>>>

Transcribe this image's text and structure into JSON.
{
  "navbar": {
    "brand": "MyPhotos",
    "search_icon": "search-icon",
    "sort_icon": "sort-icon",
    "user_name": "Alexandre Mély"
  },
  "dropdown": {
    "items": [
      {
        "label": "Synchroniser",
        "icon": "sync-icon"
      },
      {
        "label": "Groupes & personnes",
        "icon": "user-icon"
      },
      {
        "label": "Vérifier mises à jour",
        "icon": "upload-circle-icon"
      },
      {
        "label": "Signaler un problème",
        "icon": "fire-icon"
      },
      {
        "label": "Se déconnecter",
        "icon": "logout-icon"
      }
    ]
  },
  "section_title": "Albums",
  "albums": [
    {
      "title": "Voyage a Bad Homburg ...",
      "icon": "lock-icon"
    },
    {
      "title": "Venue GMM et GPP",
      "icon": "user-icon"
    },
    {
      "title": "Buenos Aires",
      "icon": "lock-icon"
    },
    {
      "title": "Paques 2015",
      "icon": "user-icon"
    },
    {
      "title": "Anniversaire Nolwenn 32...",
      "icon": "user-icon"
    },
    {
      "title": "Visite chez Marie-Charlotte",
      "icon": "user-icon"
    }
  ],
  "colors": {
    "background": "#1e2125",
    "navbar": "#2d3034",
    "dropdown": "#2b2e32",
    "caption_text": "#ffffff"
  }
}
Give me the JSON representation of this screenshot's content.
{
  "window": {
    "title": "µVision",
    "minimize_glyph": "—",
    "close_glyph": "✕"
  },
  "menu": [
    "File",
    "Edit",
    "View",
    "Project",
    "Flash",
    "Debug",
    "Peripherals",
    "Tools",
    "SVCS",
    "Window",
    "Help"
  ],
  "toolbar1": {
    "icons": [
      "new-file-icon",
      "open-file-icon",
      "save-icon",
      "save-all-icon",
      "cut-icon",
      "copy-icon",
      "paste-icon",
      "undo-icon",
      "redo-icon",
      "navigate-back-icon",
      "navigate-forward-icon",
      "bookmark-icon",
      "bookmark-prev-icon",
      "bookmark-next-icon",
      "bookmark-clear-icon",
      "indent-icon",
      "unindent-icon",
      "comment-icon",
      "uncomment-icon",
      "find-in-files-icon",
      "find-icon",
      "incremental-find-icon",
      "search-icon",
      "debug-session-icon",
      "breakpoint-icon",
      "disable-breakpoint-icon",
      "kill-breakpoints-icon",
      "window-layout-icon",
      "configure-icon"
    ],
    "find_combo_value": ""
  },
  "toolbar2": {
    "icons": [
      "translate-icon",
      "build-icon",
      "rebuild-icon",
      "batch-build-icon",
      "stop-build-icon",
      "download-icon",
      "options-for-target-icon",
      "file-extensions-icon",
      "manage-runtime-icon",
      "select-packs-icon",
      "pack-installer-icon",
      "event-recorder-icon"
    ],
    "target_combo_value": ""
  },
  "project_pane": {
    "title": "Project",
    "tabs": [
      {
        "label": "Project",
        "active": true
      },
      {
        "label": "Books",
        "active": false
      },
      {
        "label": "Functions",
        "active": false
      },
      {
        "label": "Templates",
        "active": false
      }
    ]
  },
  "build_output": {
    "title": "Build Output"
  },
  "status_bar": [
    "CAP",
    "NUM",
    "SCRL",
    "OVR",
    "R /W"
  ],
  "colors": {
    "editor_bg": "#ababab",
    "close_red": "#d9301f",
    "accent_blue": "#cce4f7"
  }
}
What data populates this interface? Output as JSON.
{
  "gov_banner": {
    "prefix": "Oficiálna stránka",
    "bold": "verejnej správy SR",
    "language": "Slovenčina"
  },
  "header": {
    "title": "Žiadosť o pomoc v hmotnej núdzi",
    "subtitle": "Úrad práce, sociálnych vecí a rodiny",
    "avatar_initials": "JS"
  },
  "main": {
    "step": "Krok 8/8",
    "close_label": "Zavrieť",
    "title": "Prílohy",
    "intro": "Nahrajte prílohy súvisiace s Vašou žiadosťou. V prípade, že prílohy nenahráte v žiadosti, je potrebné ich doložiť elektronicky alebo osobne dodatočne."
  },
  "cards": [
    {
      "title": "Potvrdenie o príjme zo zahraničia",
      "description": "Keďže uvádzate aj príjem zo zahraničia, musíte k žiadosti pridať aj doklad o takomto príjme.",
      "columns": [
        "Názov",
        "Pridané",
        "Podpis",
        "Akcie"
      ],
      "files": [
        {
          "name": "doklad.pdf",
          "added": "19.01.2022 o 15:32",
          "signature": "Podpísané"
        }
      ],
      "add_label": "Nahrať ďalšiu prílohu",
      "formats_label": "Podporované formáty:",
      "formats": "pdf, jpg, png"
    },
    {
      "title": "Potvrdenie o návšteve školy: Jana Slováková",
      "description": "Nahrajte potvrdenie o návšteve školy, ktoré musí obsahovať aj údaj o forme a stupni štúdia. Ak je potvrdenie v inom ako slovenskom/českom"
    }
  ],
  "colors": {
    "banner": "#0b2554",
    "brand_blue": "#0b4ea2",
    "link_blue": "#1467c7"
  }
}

<<<

(Given instruction) Show every line in the entries where the string "zahraničia" occurs.

(Exercise response)
      "title": "Potvrdenie o príjme zo zahraničia",
      "description": "Keďže uvádzate aj príjem zo zahraničia, musíte k žiadosti pridať aj doklad o takomto príjme.",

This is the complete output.